▶ _Goal_:
Look over the entries that follow and work out how many lines contain "icon". State the number only.

───

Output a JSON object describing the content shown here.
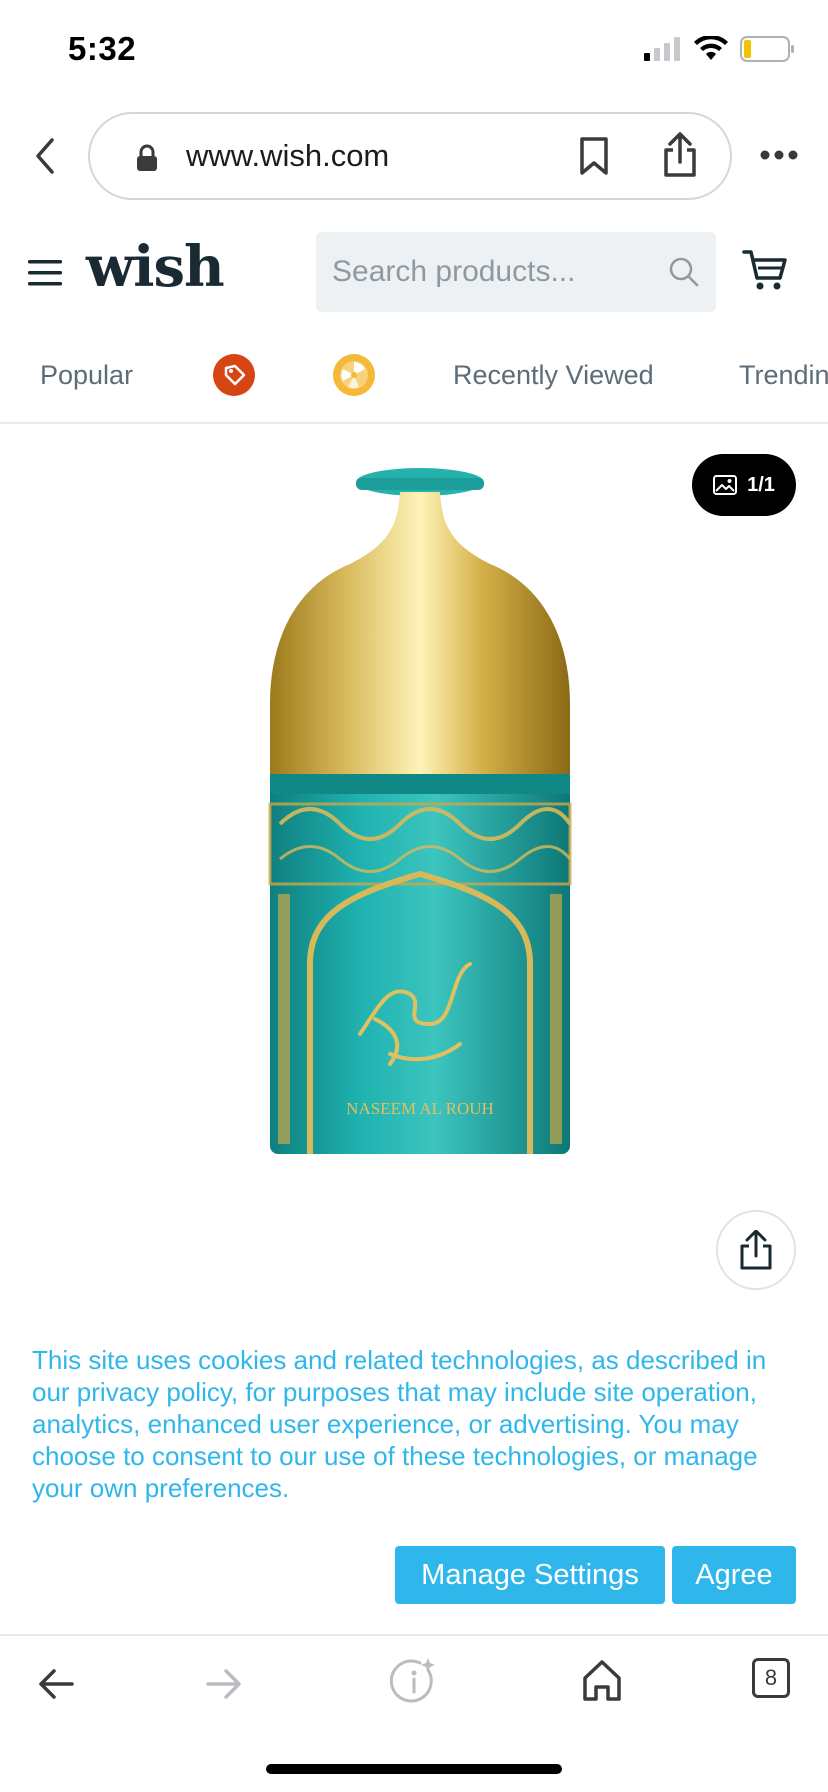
{
  "status_bar": {
    "time": "5:32"
  },
  "browser": {
    "url": "www.wish.com",
    "tab_count": "8"
  },
  "header": {
    "logo": "wish",
    "search_placeholder": "Search products..."
  },
  "tabs": {
    "popular": "Popular",
    "recently_viewed": "Recently Viewed",
    "trending": "Trendin"
  },
  "product": {
    "image_counter": "1/1",
    "label_text": "NASEEM AL ROUH",
    "accent_teal": "#19a7a6",
    "accent_gold": "#d4b24a"
  },
  "cookie": {
    "message": "This site uses cookies and related technologies, as described in our privacy policy, for purposes that may include site operation, analytics, enhanced user experience, or advertising. You may choose to consent to our use of these technologies, or manage your own preferences.",
    "manage_label": "Manage Settings",
    "agree_label": "Agree",
    "accent": "#2fb7ec"
  }
}
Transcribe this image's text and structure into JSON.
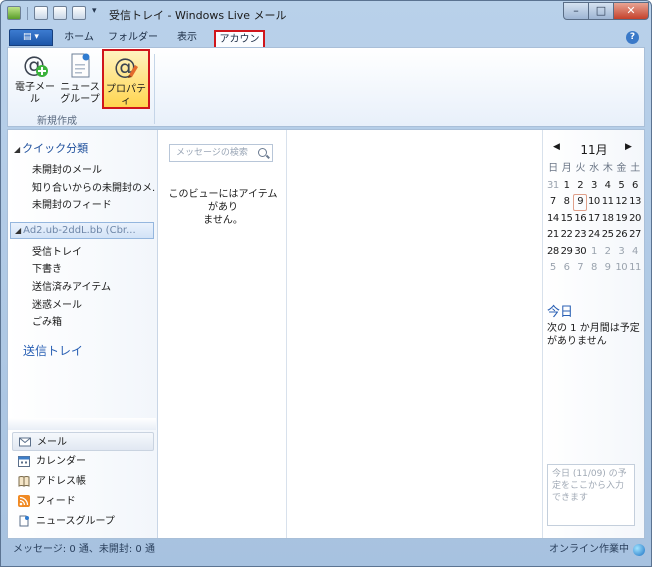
{
  "window": {
    "title": "受信トレイ - Windows Live メール",
    "controls": {
      "minimize": "–",
      "maximize": "□",
      "close": "✕"
    }
  },
  "ribbon": {
    "app_menu_label": "▤ ▾",
    "tabs": [
      "ホーム",
      "フォルダー",
      "表示",
      "アカウント"
    ],
    "active_tab": "アカウント",
    "help": "?",
    "buttons": {
      "email": "電子メール",
      "newsgroup_line1": "ニュース",
      "newsgroup_line2": "グループ",
      "properties": "プロパティ"
    },
    "group_label": "新規作成"
  },
  "sidebar": {
    "quick_views": {
      "title": "クイック分類",
      "items": [
        "未開封のメール",
        "知り合いからの未開封のメ...",
        "未開封のフィード"
      ]
    },
    "account_label": "Ad2.ub-2ddL.bb (Cbr...",
    "folders": [
      "受信トレイ",
      "下書き",
      "送信済みアイテム",
      "迷惑メール",
      "ごみ箱"
    ],
    "outbox": "送信トレイ",
    "bottom_nav": [
      "メール",
      "カレンダー",
      "アドレス帳",
      "フィード",
      "ニュースグループ"
    ]
  },
  "message_list": {
    "search_placeholder": "メッセージの検索",
    "empty_line1": "このビューにはアイテムがあり",
    "empty_line2": "ません。"
  },
  "calendar": {
    "month": "11月",
    "prev": "◀",
    "next": "▶",
    "weekdays": [
      "日",
      "月",
      "火",
      "水",
      "木",
      "金",
      "土"
    ],
    "weeks": [
      [
        "31",
        "1",
        "2",
        "3",
        "4",
        "5",
        "6"
      ],
      [
        "7",
        "8",
        "9",
        "10",
        "11",
        "12",
        "13"
      ],
      [
        "14",
        "15",
        "16",
        "17",
        "18",
        "19",
        "20"
      ],
      [
        "21",
        "22",
        "23",
        "24",
        "25",
        "26",
        "27"
      ],
      [
        "28",
        "29",
        "30",
        "1",
        "2",
        "3",
        "4"
      ],
      [
        "5",
        "6",
        "7",
        "8",
        "9",
        "10",
        "11"
      ]
    ],
    "today_day": "9",
    "today_title": "今日",
    "today_note": "次の 1 か月間は予定がありません",
    "quick_add_placeholder": "今日 (11/09) の予定をここから入力できます"
  },
  "status": {
    "left": "メッセージ: 0 通、未開封: 0 通",
    "right": "オンライン作業中"
  },
  "colors": {
    "highlight_red": "#d0161b",
    "link_blue": "#2a60b4",
    "frame_blue": "#b9d1ea"
  }
}
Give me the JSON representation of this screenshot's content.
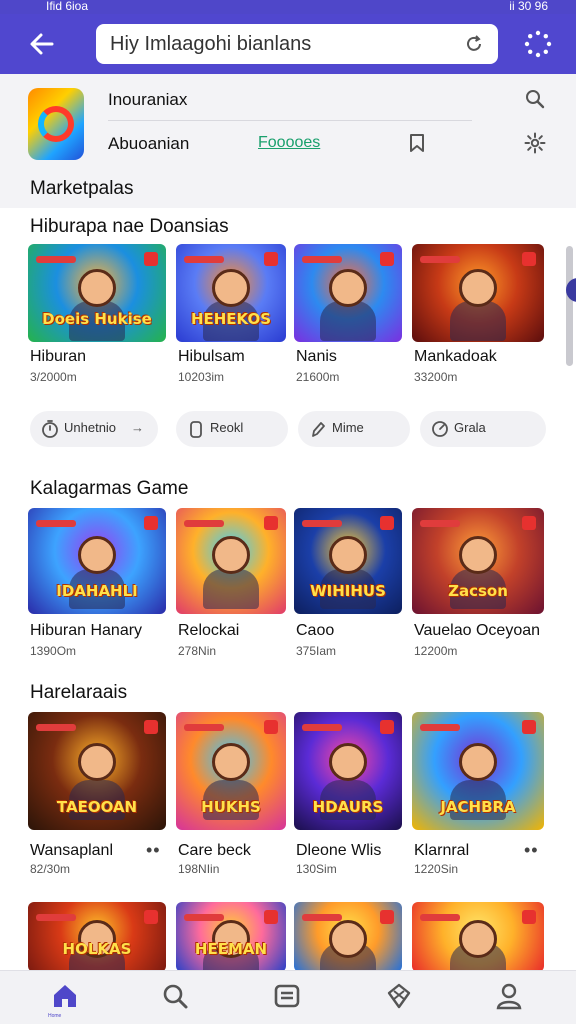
{
  "status_bar": {
    "time": "Ifid 6ioa",
    "sys": "ii 30 96"
  },
  "header": {
    "search_value": "Hiy  Imlaagohi bianlans",
    "back_icon": "arrow-left-icon",
    "refresh_icon": "refresh-icon",
    "loader_icon": "loading-spinner-icon"
  },
  "app_card": {
    "name": "Inouraniax",
    "developer": "Abuoanian",
    "follow_label": "Fooooes",
    "section_label": "Marketpalas"
  },
  "sections": [
    {
      "title": "Hiburapa nae Doansias",
      "items": [
        {
          "title": "Hiburan",
          "sub": "3/2000m",
          "art": "Doeis Hukise",
          "colors": [
            "#25b34a",
            "#1b8fe0",
            "#ffb23a"
          ]
        },
        {
          "title": "Hibulsam",
          "sub": "10203im",
          "art": "HEHEKOS",
          "colors": [
            "#2a3bd1",
            "#5a7cf5",
            "#ff8b2b"
          ]
        },
        {
          "title": "Nanis",
          "sub": "21600m",
          "art": "",
          "colors": [
            "#7b2fe0",
            "#2d8af0",
            "#ff6b3a"
          ]
        },
        {
          "title": "Mankadoak",
          "sub": "33200m",
          "art": "",
          "colors": [
            "#5b0d0d",
            "#c73a16",
            "#ff9b2a"
          ]
        }
      ]
    },
    {
      "title": "Kalagarmas Game",
      "items": [
        {
          "title": "Hiburan Hanary",
          "sub": "1390Om",
          "art": "IDAHAHLI",
          "colors": [
            "#2a2aa8",
            "#3da3ff",
            "#9a3df0"
          ]
        },
        {
          "title": "Relockai",
          "sub": "278Nin",
          "art": "",
          "colors": [
            "#e03a6b",
            "#ffb12a",
            "#3ad0ff"
          ]
        },
        {
          "title": "Caoo",
          "sub": "375Iam",
          "art": "WIHIHUS",
          "colors": [
            "#0d1f5e",
            "#1b3fa8",
            "#ffcc33"
          ]
        },
        {
          "title": "Vauelao Oceyoan",
          "sub": "12200m",
          "art": "Zacson",
          "colors": [
            "#6b1230",
            "#c2412a",
            "#ff9f3a"
          ]
        }
      ]
    },
    {
      "title": "Harelaraais",
      "items": [
        {
          "title": "Wansaplanl",
          "sub": "82/30m",
          "art": "TAEOOAN",
          "colors": [
            "#2b1408",
            "#7a2c10",
            "#ffb22a"
          ]
        },
        {
          "title": "Care beck",
          "sub": "198NIin",
          "art": "HUKHS",
          "colors": [
            "#d6339b",
            "#ff8a2b",
            "#39c6ff"
          ]
        },
        {
          "title": "Dleone Wlis",
          "sub": "130Sim",
          "art": "HDAURS",
          "colors": [
            "#1a0f4a",
            "#5b2bd6",
            "#ff4aa2"
          ]
        },
        {
          "title": "Klarnral",
          "sub": "1220Sin",
          "art": "JACHBRA",
          "colors": [
            "#f2b400",
            "#33a0ff",
            "#7a2fd1"
          ]
        }
      ]
    },
    {
      "items": [
        {
          "art": "HOLKAS",
          "colors": [
            "#7a1a10",
            "#d93a16",
            "#ffc22a"
          ]
        },
        {
          "art": "HEEMAN",
          "colors": [
            "#2540c9",
            "#ff6b9b",
            "#ffcf33"
          ]
        },
        {
          "art": "",
          "colors": [
            "#1d6fe0",
            "#ff9b2a",
            "#ffe14a"
          ]
        },
        {
          "art": "",
          "colors": [
            "#e82a2a",
            "#ffb12a",
            "#ffe66a"
          ]
        }
      ]
    }
  ],
  "filter_chips": [
    {
      "label": "Unhetnio",
      "arrow": "→",
      "icon": "timer-icon"
    },
    {
      "label": "Reokl",
      "icon": "tag-icon"
    },
    {
      "label": "Mime",
      "icon": "pencil-icon"
    },
    {
      "label": "Grala",
      "icon": "gauge-icon"
    }
  ],
  "bottom_nav": {
    "items": [
      "home-icon",
      "search-icon",
      "library-icon",
      "offers-icon",
      "profile-icon"
    ],
    "active_label": "Home"
  },
  "colors": {
    "accent": "#5047cf",
    "link": "#1aa06d"
  }
}
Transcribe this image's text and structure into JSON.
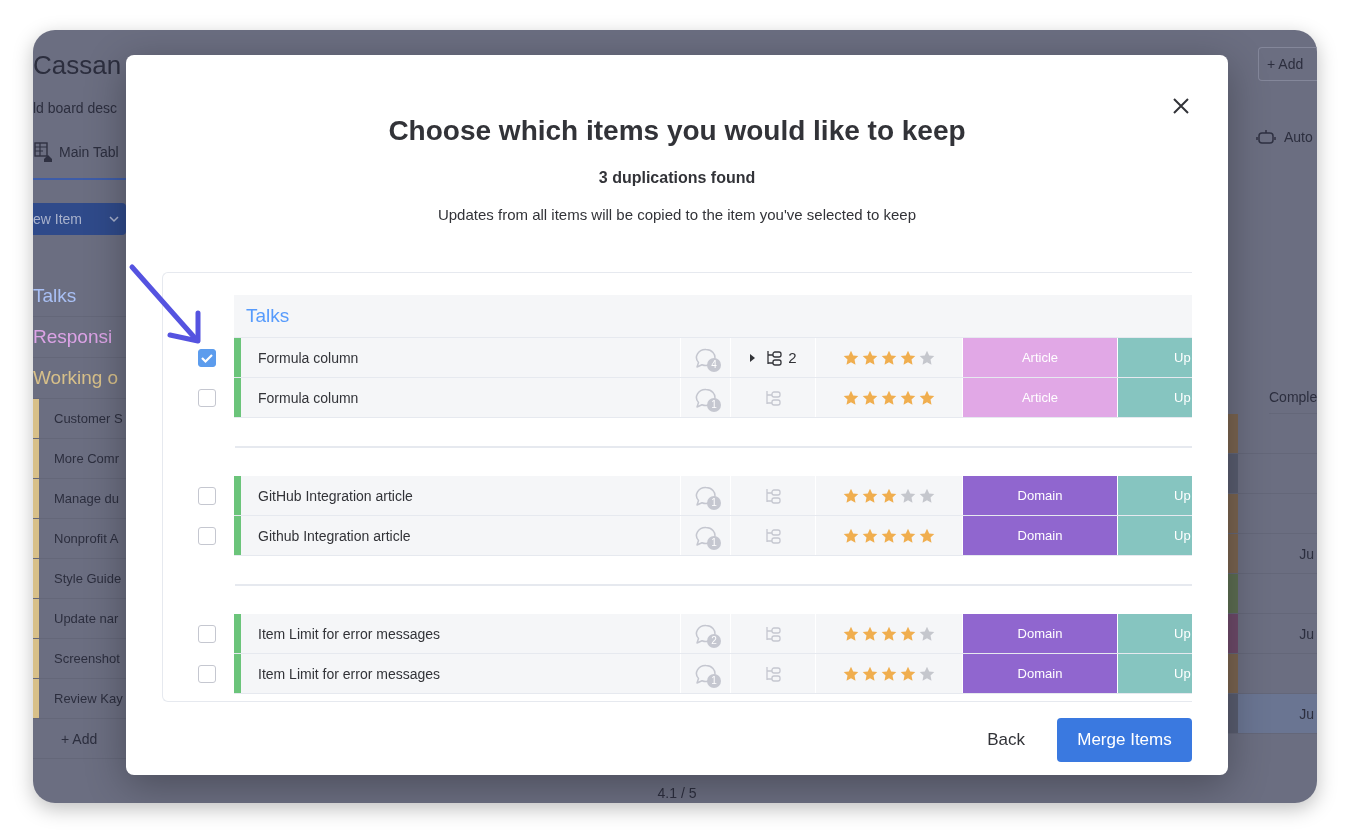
{
  "board": {
    "title": "Cassan",
    "description": "ld board desc",
    "tab": "Main Tabl",
    "new_item_button": "ew Item",
    "groups": [
      {
        "name": "Talks",
        "color": "#a9c0f5"
      },
      {
        "name": "Responsi",
        "color": "#dca3e6"
      },
      {
        "name": "Working o",
        "color": "#d8c089"
      }
    ],
    "add_button": "+ Add",
    "automate": "Auto",
    "column_header": "Comple",
    "rows": [
      {
        "name": "Customer S",
        "color": "#7a6450",
        "date": ""
      },
      {
        "name": "More Comr",
        "color": "#595d70",
        "date": ""
      },
      {
        "name": "Manage du",
        "color": "#7a6450",
        "date": ""
      },
      {
        "name": "Nonprofit A",
        "color": "#7a6450",
        "date": "Ju"
      },
      {
        "name": "Style Guide",
        "color": "#5d6e52",
        "date": ""
      },
      {
        "name": "Update nar",
        "color": "#6e4a6a",
        "date": "Ju"
      },
      {
        "name": "Screenshot",
        "color": "#7a6450",
        "date": ""
      },
      {
        "name": "Review Kay",
        "color": "#595d70",
        "date": "Ju",
        "selected": true
      }
    ],
    "add_row": "+ Add",
    "pager": "4.1 / 5"
  },
  "modal": {
    "title": "Choose which items you would like to keep",
    "count": "3 duplications found",
    "note": "Updates from all items will be copied to the item you've selected to keep",
    "groups": [
      {
        "title": "Talks",
        "items": [
          {
            "selected": true,
            "name": "Formula column",
            "comments": "4",
            "subitems": "2",
            "stars": 4,
            "tag": "Article",
            "color": "#e1a8e6",
            "column_6": "Up"
          },
          {
            "selected": false,
            "name": "Formula column",
            "comments": "1",
            "stars": 5,
            "tag": "Article",
            "color": "#e1a8e6",
            "column_6": "Up"
          }
        ]
      },
      {
        "items": [
          {
            "selected": false,
            "name": "GitHub Integration article",
            "comments": "1",
            "stars": 3,
            "tag": "Domain",
            "color": "#9066cf",
            "column_6": "Up"
          },
          {
            "selected": false,
            "name": "Github Integration article",
            "comments": "1",
            "stars": 5,
            "tag": "Domain",
            "color": "#9066cf",
            "column_6": "Up"
          }
        ]
      },
      {
        "items": [
          {
            "selected": false,
            "name": "Item Limit for error messages",
            "comments": "2",
            "stars": 4,
            "tag": "Domain",
            "color": "#9066cf",
            "column_6": "Up"
          },
          {
            "selected": false,
            "name": "Item Limit for error messages",
            "comments": "1",
            "stars": 4,
            "tag": "Domain",
            "color": "#9066cf",
            "column_6": "Up"
          }
        ]
      }
    ],
    "buttons": [
      {
        "label": "Back",
        "kind": "secondary"
      },
      {
        "label": "Merge Items",
        "kind": "primary"
      }
    ]
  }
}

───

▶ _Task response_:
12